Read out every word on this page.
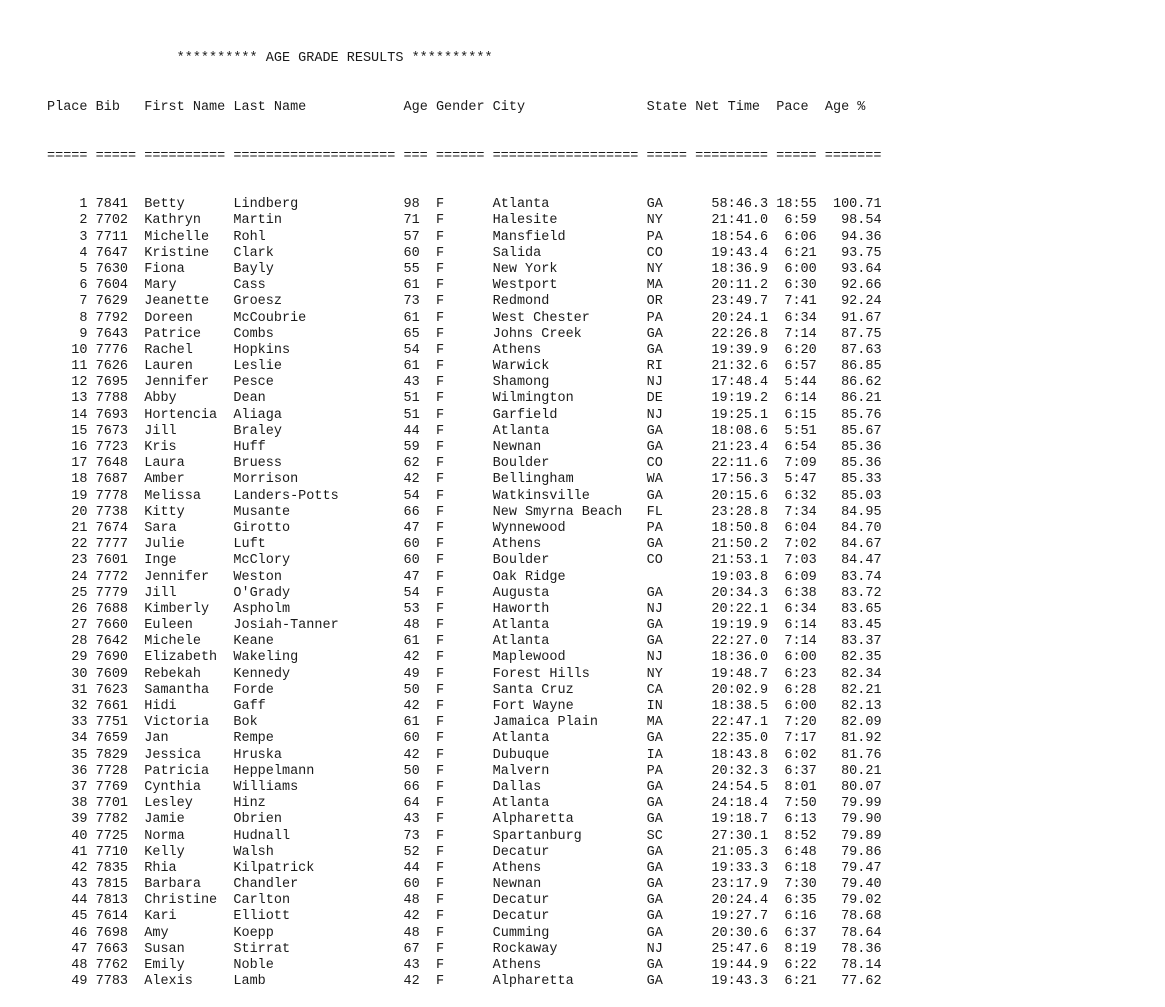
********** AGE GRADE RESULTS **********

Place Bib   First Name Last Name            Age Gender City               State Net Time  Pace  Age %

===== ===== ========== ==================== === ====== ================== ===== ========= ===== =======

1 7841  Betty      Lindberg             98  F      Atlanta            GA      58:46.3 18:55  100.71
2 7702  Kathryn    Martin               71  F      Halesite           NY      21:41.0  6:59   98.54
3 7711  Michelle   Rohl                 57  F      Mansfield          PA      18:54.6  6:06   94.36
4 7647  Kristine   Clark                60  F      Salida             CO      19:43.4  6:21   93.75
5 7630  Fiona      Bayly                55  F      New York           NY      18:36.9  6:00   93.64
6 7604  Mary       Cass                 61  F      Westport           MA      20:11.2  6:30   92.66
7 7629  Jeanette   Groesz               73  F      Redmond            OR      23:49.7  7:41   92.24
8 7792  Doreen     McCoubrie            61  F      West Chester       PA      20:24.1  6:34   91.67
9 7643  Patrice    Combs                65  F      Johns Creek        GA      22:26.8  7:14   87.75
10 7776  Rachel     Hopkins              54  F      Athens             GA      19:39.9  6:20   87.63
11 7626  Lauren     Leslie               61  F      Warwick            RI      21:32.6  6:57   86.85
12 7695  Jennifer   Pesce                43  F      Shamong            NJ      17:48.4  5:44   86.62
13 7788  Abby       Dean                 51  F      Wilmington         DE      19:19.2  6:14   86.21
14 7693  Hortencia  Aliaga               51  F      Garfield           NJ      19:25.1  6:15   85.76
15 7673  Jill       Braley               44  F      Atlanta            GA      18:08.6  5:51   85.67
16 7723  Kris       Huff                 59  F      Newnan             GA      21:23.4  6:54   85.36
17 7648  Laura      Bruess               62  F      Boulder            CO      22:11.6  7:09   85.36
18 7687  Amber      Morrison             42  F      Bellingham         WA      17:56.3  5:47   85.33
19 7778  Melissa    Landers-Potts        54  F      Watkinsville       GA      20:15.6  6:32   85.03
20 7738  Kitty      Musante              66  F      New Smyrna Beach   FL      23:28.8  7:34   84.95
21 7674  Sara       Girotto              47  F      Wynnewood          PA      18:50.8  6:04   84.70
22 7777  Julie      Luft                 60  F      Athens             GA      21:50.2  7:02   84.67
23 7601  Inge       McClory              60  F      Boulder            CO      21:53.1  7:03   84.47
24 7772  Jennifer   Weston               47  F      Oak Ridge	19:03.8  6:09   83.74
25 7779  Jill       O'Grady              54  F      Augusta            GA      20:34.3  6:38   83.72
26 7688  Kimberly   Aspholm              53  F      Haworth            NJ      20:22.1  6:34   83.65
27 7660  Euleen     Josiah-Tanner        48  F      Atlanta            GA      19:19.9  6:14   83.45
28 7642  Michele    Keane                61  F      Atlanta            GA      22:27.0  7:14   83.37
29 7690  Elizabeth  Wakeling             42  F      Maplewood          NJ      18:36.0  6:00   82.35
30 7609  Rebekah    Kennedy              49  F      Forest Hills       NY      19:48.7  6:23   82.34
31 7623  Samantha   Forde                50  F      Santa Cruz         CA      20:02.9  6:28   82.21
32 7661  Hidi       Gaff                 42  F      Fort Wayne         IN      18:38.5  6:00   82.13
33 7751  Victoria   Bok                  61  F      Jamaica Plain      MA      22:47.1  7:20   82.09
34 7659  Jan        Rempe                60  F      Atlanta            GA      22:35.0  7:17   81.92
35 7829  Jessica    Hruska               42  F      Dubuque            IA      18:43.8  6:02   81.76
36 7728  Patricia   Heppelmann           50  F      Malvern            PA      20:32.3  6:37   80.21
37 7769  Cynthia    Williams             66  F      Dallas             GA      24:54.5  8:01   80.07
38 7701  Lesley     Hinz                 64  F      Atlanta            GA      24:18.4  7:50   79.99
39 7782  Jamie      Obrien               43  F      Alpharetta         GA      19:18.7  6:13   79.90
40 7725  Norma      Hudnall              73  F      Spartanburg        SC      27:30.1  8:52   79.89
41 7710  Kelly      Walsh                52  F      Decatur            GA      21:05.3  6:48   79.86
42 7835  Rhia       Kilpatrick           44  F      Athens             GA      19:33.3  6:18   79.47
43 7815  Barbara    Chandler             60  F      Newnan             GA      23:17.9  7:30   79.40
44 7813  Christine  Carlton              48  F      Decatur            GA      20:24.4  6:35   79.02
45 7614  Kari       Elliott              42  F      Decatur            GA      19:27.7  6:16   78.68
46 7698  Amy        Koepp                48  F      Cumming            GA      20:30.6  6:37   78.64
47 7663  Susan      Stirrat              67  F      Rockaway           NJ      25:47.6  8:19   78.36
48 7762  Emily      Noble                43  F      Athens             GA      19:44.9  6:22   78.14
49 7783  Alexis     Lamb                 42  F      Alpharetta         GA      19:43.3  6:21   77.62
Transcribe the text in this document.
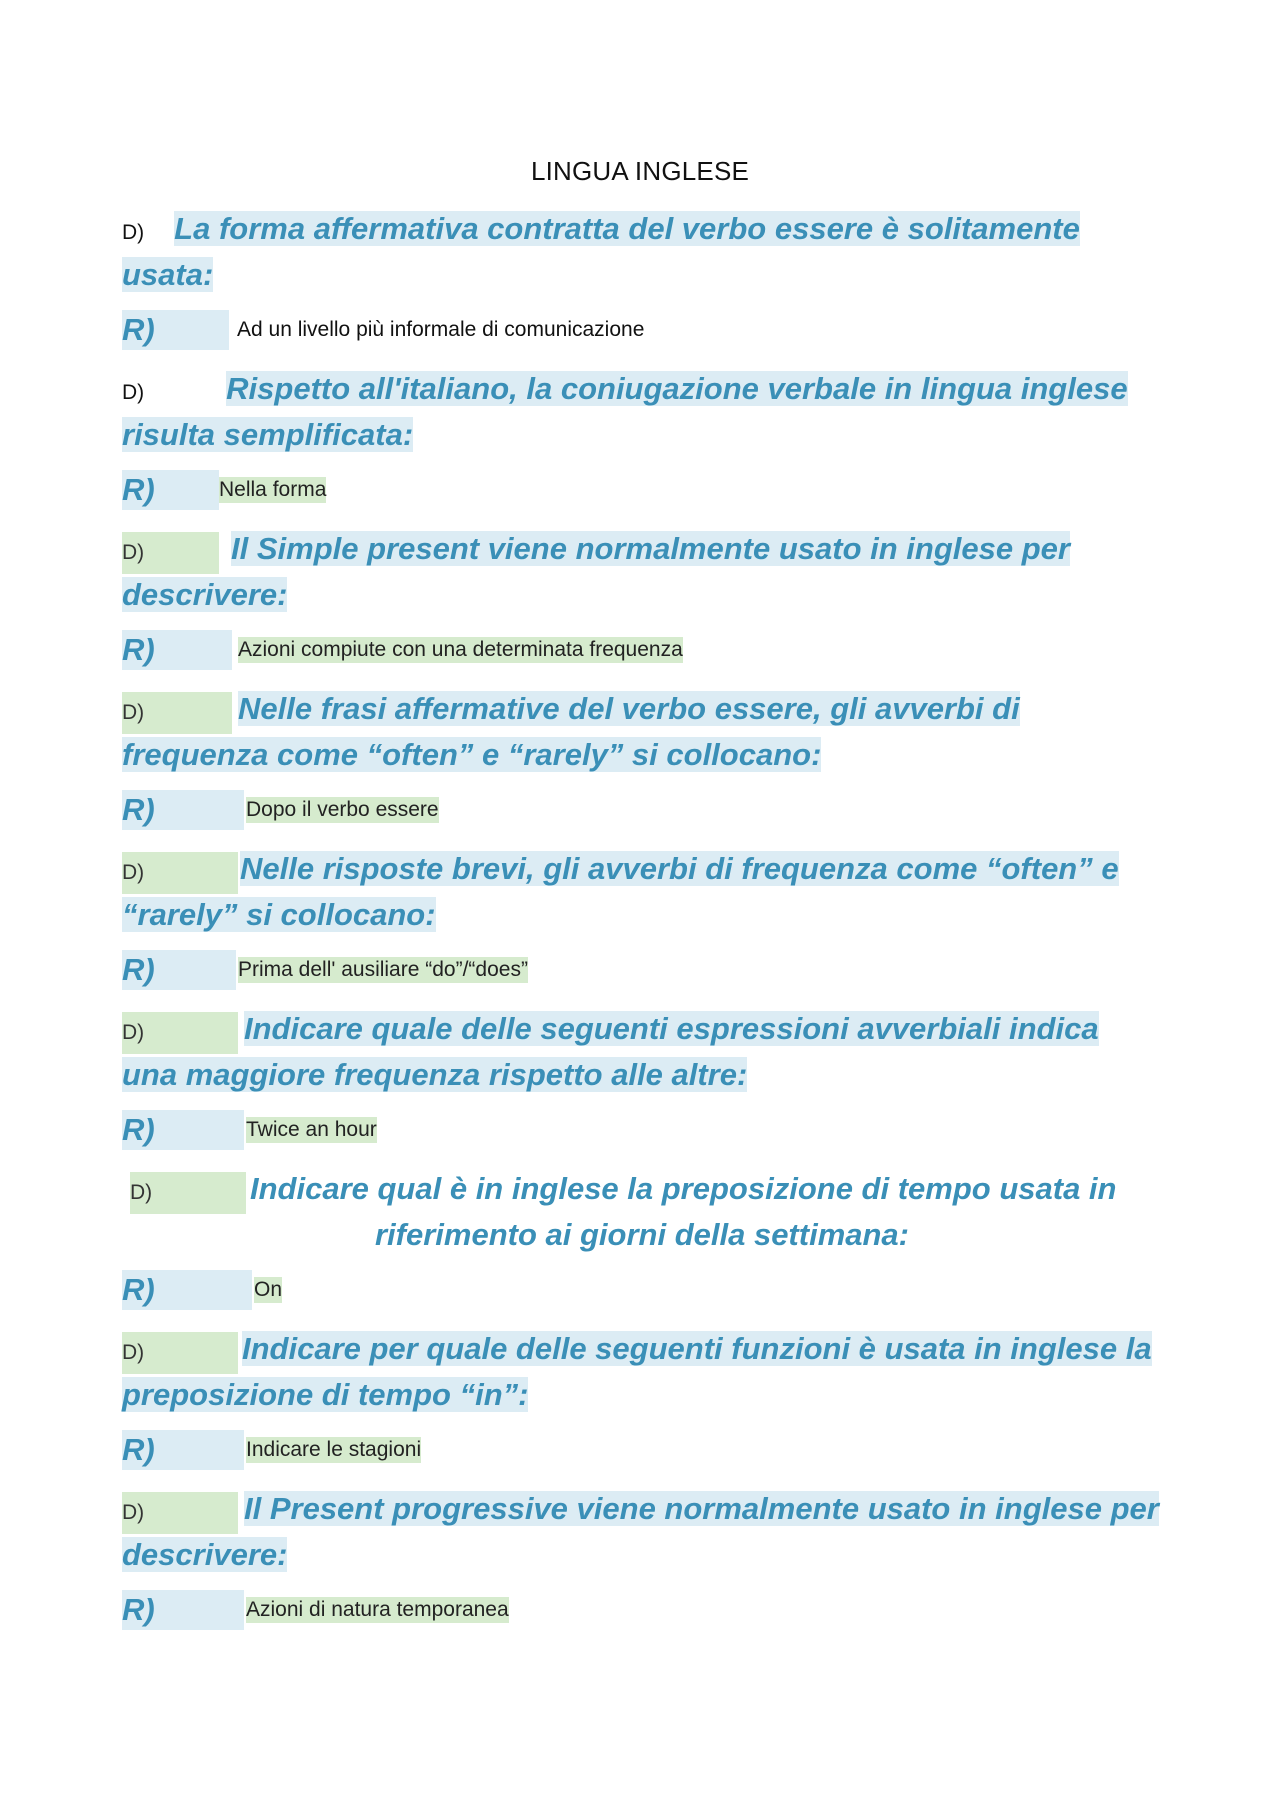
LINGUA INGLESE
D) La forma affermativa contratta del verbo essere è solitamente usata:
R)	Ad un livello più informale di comunicazione
D)	Rispetto all'italiano, la coniugazione verbale in lingua inglese risulta semplificata:
R)	Nella forma
D)	Il Simple present viene normalmente usato in inglese per descrivere:
R)	Azioni compiute con una determinata frequenza
D)	Nelle frasi affermative del verbo essere, gli avverbi di frequenza come “often” e “rarely” si collocano:
R)	Dopo il verbo essere
D)	Nelle risposte brevi, gli avverbi di frequenza come “often” e “rarely” si collocano:
R)	Prima dell' ausiliare “do”/“does”
D)	Indicare quale delle seguenti espressioni avverbiali indica una maggiore frequenza rispetto alle altre:
R)	Twice an hour
D)	Indicare qual è in inglese la preposizione di tempo usata in
riferimento ai giorni della settimana:
R)	On
D)	Indicare per quale delle seguenti funzioni è usata in inglese la preposizione di tempo “in”:
R)	Indicare le stagioni
D)	Il Present progressive viene normalmente usato in inglese per descrivere:
R)	Azioni di natura temporanea
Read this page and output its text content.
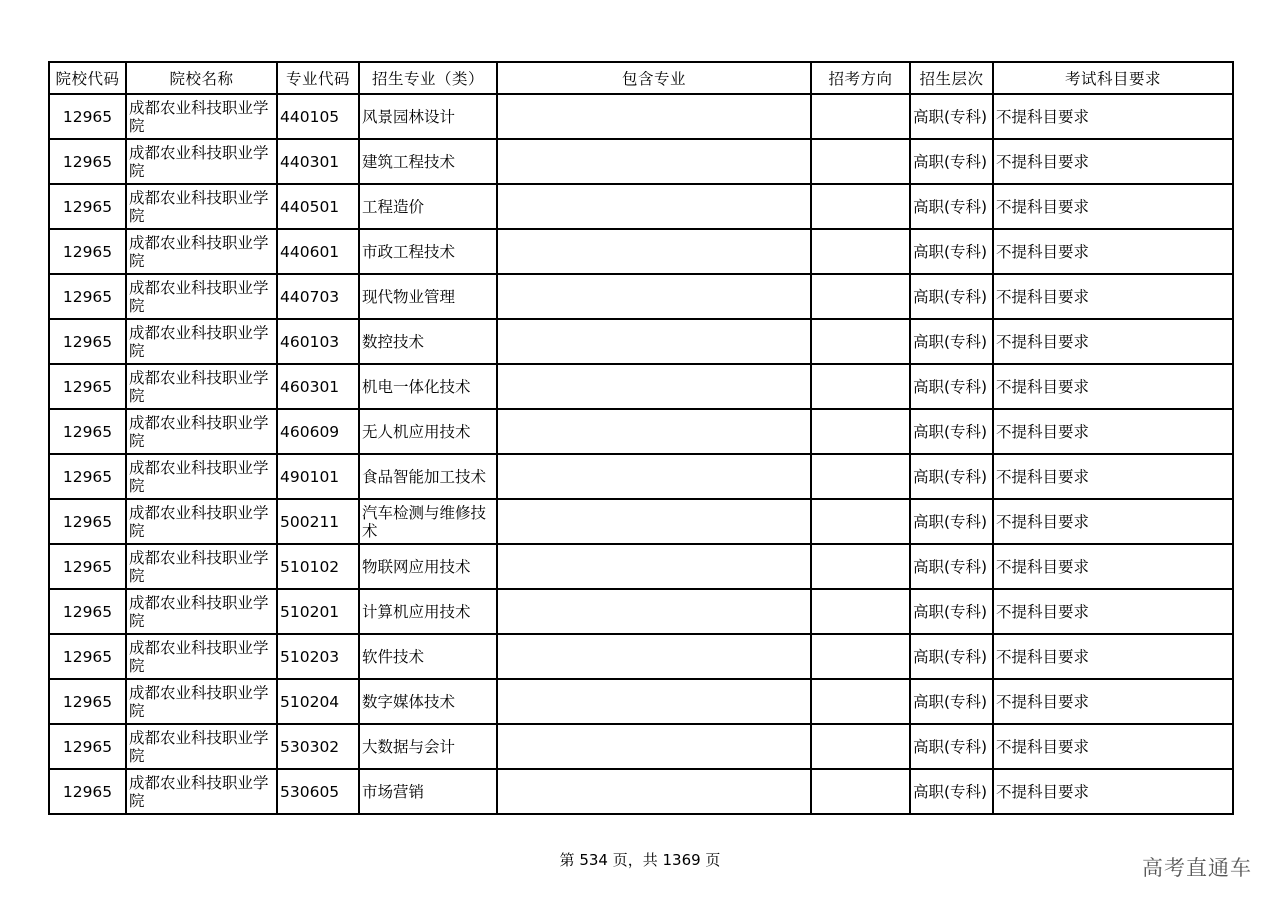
院校代码	院校名称	专业代码	招生专业（类）	包含专业	招考方向	招生层次	考试科目要求
12965	成都农业科技职业学院	440105	风景园林设计			高职(专科)	不提科目要求
12965	成都农业科技职业学院	440301	建筑工程技术			高职(专科)	不提科目要求
12965	成都农业科技职业学院	440501	工程造价			高职(专科)	不提科目要求
12965	成都农业科技职业学院	440601	市政工程技术			高职(专科)	不提科目要求
12965	成都农业科技职业学院	440703	现代物业管理			高职(专科)	不提科目要求
12965	成都农业科技职业学院	460103	数控技术			高职(专科)	不提科目要求
12965	成都农业科技职业学院	460301	机电一体化技术			高职(专科)	不提科目要求
12965	成都农业科技职业学院	460609	无人机应用技术			高职(专科)	不提科目要求
12965	成都农业科技职业学院	490101	食品智能加工技术			高职(专科)	不提科目要求
12965	成都农业科技职业学院	500211	汽车检测与维修技术			高职(专科)	不提科目要求
12965	成都农业科技职业学院	510102	物联网应用技术			高职(专科)	不提科目要求
12965	成都农业科技职业学院	510201	计算机应用技术			高职(专科)	不提科目要求
12965	成都农业科技职业学院	510203	软件技术			高职(专科)	不提科目要求
12965	成都农业科技职业学院	510204	数字媒体技术			高职(专科)	不提科目要求
12965	成都农业科技职业学院	530302	大数据与会计			高职(专科)	不提科目要求
12965	成都农业科技职业学院	530605	市场营销			高职(专科)	不提科目要求
第 534 页，共 1369 页	高考直通车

++++++++++++++++++++

» What you will do: Take every line from the records above that has the word "come" and copy it.

» In response:
D)	Nelle frasi affermative del verbo essere, gli avverbi di frequenza come “often” e “rarely” si collocano:
D)	Nelle risposte brevi, gli avverbi di frequenza come “often” e “rarely” si collocano:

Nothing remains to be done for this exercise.